* begin INPUT RECORDS *

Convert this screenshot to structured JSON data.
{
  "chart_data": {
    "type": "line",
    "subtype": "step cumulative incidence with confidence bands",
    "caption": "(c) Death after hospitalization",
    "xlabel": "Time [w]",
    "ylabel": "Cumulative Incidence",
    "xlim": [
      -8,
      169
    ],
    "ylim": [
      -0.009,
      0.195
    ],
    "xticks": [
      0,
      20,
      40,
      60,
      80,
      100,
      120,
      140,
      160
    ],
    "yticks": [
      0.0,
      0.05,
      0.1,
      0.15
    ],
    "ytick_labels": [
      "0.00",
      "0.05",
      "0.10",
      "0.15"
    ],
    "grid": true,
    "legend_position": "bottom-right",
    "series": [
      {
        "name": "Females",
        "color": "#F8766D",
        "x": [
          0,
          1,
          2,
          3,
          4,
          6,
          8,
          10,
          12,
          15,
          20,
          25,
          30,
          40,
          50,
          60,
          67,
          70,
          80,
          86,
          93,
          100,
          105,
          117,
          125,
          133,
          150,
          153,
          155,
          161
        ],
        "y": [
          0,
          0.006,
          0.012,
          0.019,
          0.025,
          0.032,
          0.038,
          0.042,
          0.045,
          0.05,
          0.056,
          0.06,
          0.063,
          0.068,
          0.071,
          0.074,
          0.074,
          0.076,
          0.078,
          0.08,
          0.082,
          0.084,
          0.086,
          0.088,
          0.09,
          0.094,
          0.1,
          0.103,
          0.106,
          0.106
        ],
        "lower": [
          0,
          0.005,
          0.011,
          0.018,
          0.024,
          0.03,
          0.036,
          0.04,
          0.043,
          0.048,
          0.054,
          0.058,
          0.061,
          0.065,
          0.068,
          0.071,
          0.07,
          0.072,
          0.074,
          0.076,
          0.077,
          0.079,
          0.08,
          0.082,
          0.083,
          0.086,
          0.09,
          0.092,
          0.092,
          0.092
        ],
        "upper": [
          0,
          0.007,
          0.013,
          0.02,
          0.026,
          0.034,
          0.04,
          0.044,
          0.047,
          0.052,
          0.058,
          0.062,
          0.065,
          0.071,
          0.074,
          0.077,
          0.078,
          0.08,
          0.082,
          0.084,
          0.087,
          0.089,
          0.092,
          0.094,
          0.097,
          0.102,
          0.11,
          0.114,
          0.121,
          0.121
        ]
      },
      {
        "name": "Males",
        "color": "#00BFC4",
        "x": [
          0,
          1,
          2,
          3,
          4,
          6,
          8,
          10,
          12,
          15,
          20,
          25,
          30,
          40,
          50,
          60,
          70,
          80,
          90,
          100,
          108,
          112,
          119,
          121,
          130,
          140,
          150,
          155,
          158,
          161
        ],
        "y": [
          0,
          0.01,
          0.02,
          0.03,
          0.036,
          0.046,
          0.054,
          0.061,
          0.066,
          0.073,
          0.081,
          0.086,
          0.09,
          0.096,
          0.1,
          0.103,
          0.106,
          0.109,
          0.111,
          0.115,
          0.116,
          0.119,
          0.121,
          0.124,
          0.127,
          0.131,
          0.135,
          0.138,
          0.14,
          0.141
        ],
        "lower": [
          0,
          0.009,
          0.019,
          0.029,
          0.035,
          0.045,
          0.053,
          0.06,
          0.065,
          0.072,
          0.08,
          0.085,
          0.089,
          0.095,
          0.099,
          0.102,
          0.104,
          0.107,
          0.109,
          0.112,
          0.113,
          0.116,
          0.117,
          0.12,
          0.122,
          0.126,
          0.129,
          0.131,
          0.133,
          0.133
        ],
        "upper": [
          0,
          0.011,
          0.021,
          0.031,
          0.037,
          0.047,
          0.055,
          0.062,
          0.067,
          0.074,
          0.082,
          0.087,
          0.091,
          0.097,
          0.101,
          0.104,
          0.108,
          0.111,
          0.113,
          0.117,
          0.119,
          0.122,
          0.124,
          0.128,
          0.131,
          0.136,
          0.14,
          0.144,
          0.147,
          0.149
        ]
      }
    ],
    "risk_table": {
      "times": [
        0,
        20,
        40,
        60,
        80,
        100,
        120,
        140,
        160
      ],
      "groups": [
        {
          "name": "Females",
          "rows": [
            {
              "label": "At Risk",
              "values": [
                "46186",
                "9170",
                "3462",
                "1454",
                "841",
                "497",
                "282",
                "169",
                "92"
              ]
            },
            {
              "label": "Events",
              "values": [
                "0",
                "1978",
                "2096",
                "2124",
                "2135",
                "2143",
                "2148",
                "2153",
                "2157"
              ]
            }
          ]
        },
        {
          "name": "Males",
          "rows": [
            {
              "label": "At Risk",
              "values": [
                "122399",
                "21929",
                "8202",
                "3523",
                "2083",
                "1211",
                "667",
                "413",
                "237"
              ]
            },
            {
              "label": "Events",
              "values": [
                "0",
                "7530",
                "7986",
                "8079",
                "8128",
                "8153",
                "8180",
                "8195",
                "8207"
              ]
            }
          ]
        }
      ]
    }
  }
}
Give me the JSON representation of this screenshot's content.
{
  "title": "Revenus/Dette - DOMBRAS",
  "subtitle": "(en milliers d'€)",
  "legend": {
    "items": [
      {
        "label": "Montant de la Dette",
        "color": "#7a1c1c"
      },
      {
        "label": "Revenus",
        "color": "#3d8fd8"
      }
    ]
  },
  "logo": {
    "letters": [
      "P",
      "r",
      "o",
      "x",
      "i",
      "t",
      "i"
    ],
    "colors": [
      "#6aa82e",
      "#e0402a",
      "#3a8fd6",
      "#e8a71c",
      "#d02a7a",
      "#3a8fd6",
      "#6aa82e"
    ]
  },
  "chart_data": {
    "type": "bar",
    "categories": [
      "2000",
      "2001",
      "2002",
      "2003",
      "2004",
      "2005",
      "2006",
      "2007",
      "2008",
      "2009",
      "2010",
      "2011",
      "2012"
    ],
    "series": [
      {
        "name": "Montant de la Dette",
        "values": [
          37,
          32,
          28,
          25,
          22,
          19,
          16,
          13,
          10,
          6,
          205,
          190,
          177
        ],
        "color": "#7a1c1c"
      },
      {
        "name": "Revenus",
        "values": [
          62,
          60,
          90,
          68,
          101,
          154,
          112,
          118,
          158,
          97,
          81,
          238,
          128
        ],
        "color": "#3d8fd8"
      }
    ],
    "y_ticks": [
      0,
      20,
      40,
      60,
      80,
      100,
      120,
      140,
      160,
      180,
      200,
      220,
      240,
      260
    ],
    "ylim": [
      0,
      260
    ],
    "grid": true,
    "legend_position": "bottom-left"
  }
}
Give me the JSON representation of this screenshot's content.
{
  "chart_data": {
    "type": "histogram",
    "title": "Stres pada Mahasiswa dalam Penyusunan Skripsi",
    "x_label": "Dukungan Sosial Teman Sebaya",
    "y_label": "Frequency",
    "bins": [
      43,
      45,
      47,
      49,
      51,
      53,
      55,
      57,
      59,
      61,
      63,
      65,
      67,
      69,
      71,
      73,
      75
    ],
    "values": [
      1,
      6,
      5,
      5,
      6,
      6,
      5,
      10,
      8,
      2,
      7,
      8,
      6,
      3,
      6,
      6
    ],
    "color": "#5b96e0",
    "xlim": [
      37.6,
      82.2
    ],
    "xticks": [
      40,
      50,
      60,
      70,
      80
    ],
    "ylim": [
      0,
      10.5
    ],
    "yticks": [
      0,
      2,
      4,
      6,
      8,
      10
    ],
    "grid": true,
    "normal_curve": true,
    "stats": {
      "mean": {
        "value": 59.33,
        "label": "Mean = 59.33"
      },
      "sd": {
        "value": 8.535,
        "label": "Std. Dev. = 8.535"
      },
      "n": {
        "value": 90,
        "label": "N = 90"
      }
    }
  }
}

* end INPUT RECORDS *

● BRIEF:
Write the material out again word for word.

● THE OUTPUT:
Convert this screenshot to structured JSON data.
{
  "chart_data": {
    "type": "line",
    "subtype": "step cumulative incidence with confidence bands",
    "caption": "(c) Death after hospitalization",
    "xlabel": "Time [w]",
    "ylabel": "Cumulative Incidence",
    "xlim": [
      -8,
      169
    ],
    "ylim": [
      -0.009,
      0.195
    ],
    "xticks": [
      0,
      20,
      40,
      60,
      80,
      100,
      120,
      140,
      160
    ],
    "yticks": [
      0.0,
      0.05,
      0.1,
      0.15
    ],
    "ytick_labels": [
      "0.00",
      "0.05",
      "0.10",
      "0.15"
    ],
    "grid": true,
    "legend_position": "bottom-right",
    "series": [
      {
        "name": "Females",
        "color": "#F8766D",
        "x": [
          0,
          1,
          2,
          3,
          4,
          6,
          8,
          10,
          12,
          15,
          20,
          25,
          30,
          40,
          50,
          60,
          67,
          70,
          80,
          86,
          93,
          100,
          105,
          117,
          125,
          133,
          150,
          153,
          155,
          161
        ],
        "y": [
          0,
          0.006,
          0.012,
          0.019,
          0.025,
          0.032,
          0.038,
          0.042,
          0.045,
          0.05,
          0.056,
          0.06,
          0.063,
          0.068,
          0.071,
          0.074,
          0.074,
          0.076,
          0.078,
          0.08,
          0.082,
          0.084,
          0.086,
          0.088,
          0.09,
          0.094,
          0.1,
          0.103,
          0.106,
          0.106
        ],
        "lower": [
          0,
          0.005,
          0.011,
          0.018,
          0.024,
          0.03,
          0.036,
          0.04,
          0.043,
          0.048,
          0.054,
          0.058,
          0.061,
          0.065,
          0.068,
          0.071,
          0.07,
          0.072,
          0.074,
          0.076,
          0.077,
          0.079,
          0.08,
          0.082,
          0.083,
          0.086,
          0.09,
          0.092,
          0.092,
          0.092
        ],
        "upper": [
          0,
          0.007,
          0.013,
          0.02,
          0.026,
          0.034,
          0.04,
          0.044,
          0.047,
          0.052,
          0.058,
          0.062,
          0.065,
          0.071,
          0.074,
          0.077,
          0.078,
          0.08,
          0.082,
          0.084,
          0.087,
          0.089,
          0.092,
          0.094,
          0.097,
          0.102,
          0.11,
          0.114,
          0.121,
          0.121
        ]
      },
      {
        "name": "Males",
        "color": "#00BFC4",
        "x": [
          0,
          1,
          2,
          3,
          4,
          6,
          8,
          10,
          12,
          15,
          20,
          25,
          30,
          40,
          50,
          60,
          70,
          80,
          90,
          100,
          108,
          112,
          119,
          121,
          130,
          140,
          150,
          155,
          158,
          161
        ],
        "y": [
          0,
          0.01,
          0.02,
          0.03,
          0.036,
          0.046,
          0.054,
          0.061,
          0.066,
          0.073,
          0.081,
          0.086,
          0.09,
          0.096,
          0.1,
          0.103,
          0.106,
          0.109,
          0.111,
          0.115,
          0.116,
          0.119,
          0.121,
          0.124,
          0.127,
          0.131,
          0.135,
          0.138,
          0.14,
          0.141
        ],
        "lower": [
          0,
          0.009,
          0.019,
          0.029,
          0.035,
          0.045,
          0.053,
          0.06,
          0.065,
          0.072,
          0.08,
          0.085,
          0.089,
          0.095,
          0.099,
          0.102,
          0.104,
          0.107,
          0.109,
          0.112,
          0.113,
          0.116,
          0.117,
          0.12,
          0.122,
          0.126,
          0.129,
          0.131,
          0.133,
          0.133
        ],
        "upper": [
          0,
          0.011,
          0.021,
          0.031,
          0.037,
          0.047,
          0.055,
          0.062,
          0.067,
          0.074,
          0.082,
          0.087,
          0.091,
          0.097,
          0.101,
          0.104,
          0.108,
          0.111,
          0.113,
          0.117,
          0.119,
          0.122,
          0.124,
          0.128,
          0.131,
          0.136,
          0.14,
          0.144,
          0.147,
          0.149
        ]
      }
    ],
    "risk_table": {
      "times": [
        0,
        20,
        40,
        60,
        80,
        100,
        120,
        140,
        160
      ],
      "groups": [
        {
          "name": "Females",
          "rows": [
            {
              "label": "At Risk",
              "values": [
                "46186",
                "9170",
                "3462",
                "1454",
                "841",
                "497",
                "282",
                "169",
                "92"
              ]
            },
            {
              "label": "Events",
              "values": [
                "0",
                "1978",
                "2096",
                "2124",
                "2135",
                "2143",
                "2148",
                "2153",
                "2157"
              ]
            }
          ]
        },
        {
          "name": "Males",
          "rows": [
            {
              "label": "At Risk",
              "values": [
                "122399",
                "21929",
                "8202",
                "3523",
                "2083",
                "1211",
                "667",
                "413",
                "237"
              ]
            },
            {
              "label": "Events",
              "values": [
                "0",
                "7530",
                "7986",
                "8079",
                "8128",
                "8153",
                "8180",
                "8195",
                "8207"
              ]
            }
          ]
        }
      ]
    }
  }
}
Give me the JSON representation of this screenshot's content.
{
  "title": "Revenus/Dette - DOMBRAS",
  "subtitle": "(en milliers d'€)",
  "legend": {
    "items": [
      {
        "label": "Montant de la Dette",
        "color": "#7a1c1c"
      },
      {
        "label": "Revenus",
        "color": "#3d8fd8"
      }
    ]
  },
  "logo": {
    "letters": [
      "P",
      "r",
      "o",
      "x",
      "i",
      "t",
      "i"
    ],
    "colors": [
      "#6aa82e",
      "#e0402a",
      "#3a8fd6",
      "#e8a71c",
      "#d02a7a",
      "#3a8fd6",
      "#6aa82e"
    ]
  },
  "chart_data": {
    "type": "bar",
    "categories": [
      "2000",
      "2001",
      "2002",
      "2003",
      "2004",
      "2005",
      "2006",
      "2007",
      "2008",
      "2009",
      "2010",
      "2011",
      "2012"
    ],
    "series": [
      {
        "name": "Montant de la Dette",
        "values": [
          37,
          32,
          28,
          25,
          22,
          19,
          16,
          13,
          10,
          6,
          205,
          190,
          177
        ],
        "color": "#7a1c1c"
      },
      {
        "name": "Revenus",
        "values": [
          62,
          60,
          90,
          68,
          101,
          154,
          112,
          118,
          158,
          97,
          81,
          238,
          128
        ],
        "color": "#3d8fd8"
      }
    ],
    "y_ticks": [
      0,
      20,
      40,
      60,
      80,
      100,
      120,
      140,
      160,
      180,
      200,
      220,
      240,
      260
    ],
    "ylim": [
      0,
      260
    ],
    "grid": true,
    "legend_position": "bottom-left"
  }
}
Give me the JSON representation of this screenshot's content.
{
  "chart_data": {
    "type": "histogram",
    "title": "Stres pada Mahasiswa dalam Penyusunan Skripsi",
    "x_label": "Dukungan Sosial Teman Sebaya",
    "y_label": "Frequency",
    "bins": [
      43,
      45,
      47,
      49,
      51,
      53,
      55,
      57,
      59,
      61,
      63,
      65,
      67,
      69,
      71,
      73,
      75
    ],
    "values": [
      1,
      6,
      5,
      5,
      6,
      6,
      5,
      10,
      8,
      2,
      7,
      8,
      6,
      3,
      6,
      6
    ],
    "color": "#5b96e0",
    "xlim": [
      37.6,
      82.2
    ],
    "xticks": [
      40,
      50,
      60,
      70,
      80
    ],
    "ylim": [
      0,
      10.5
    ],
    "yticks": [
      0,
      2,
      4,
      6,
      8,
      10
    ],
    "grid": true,
    "normal_curve": true,
    "stats": {
      "mean": {
        "value": 59.33,
        "label": "Mean = 59.33"
      },
      "sd": {
        "value": 8.535,
        "label": "Std. Dev. = 8.535"
      },
      "n": {
        "value": 90,
        "label": "N = 90"
      }
    }
  }
}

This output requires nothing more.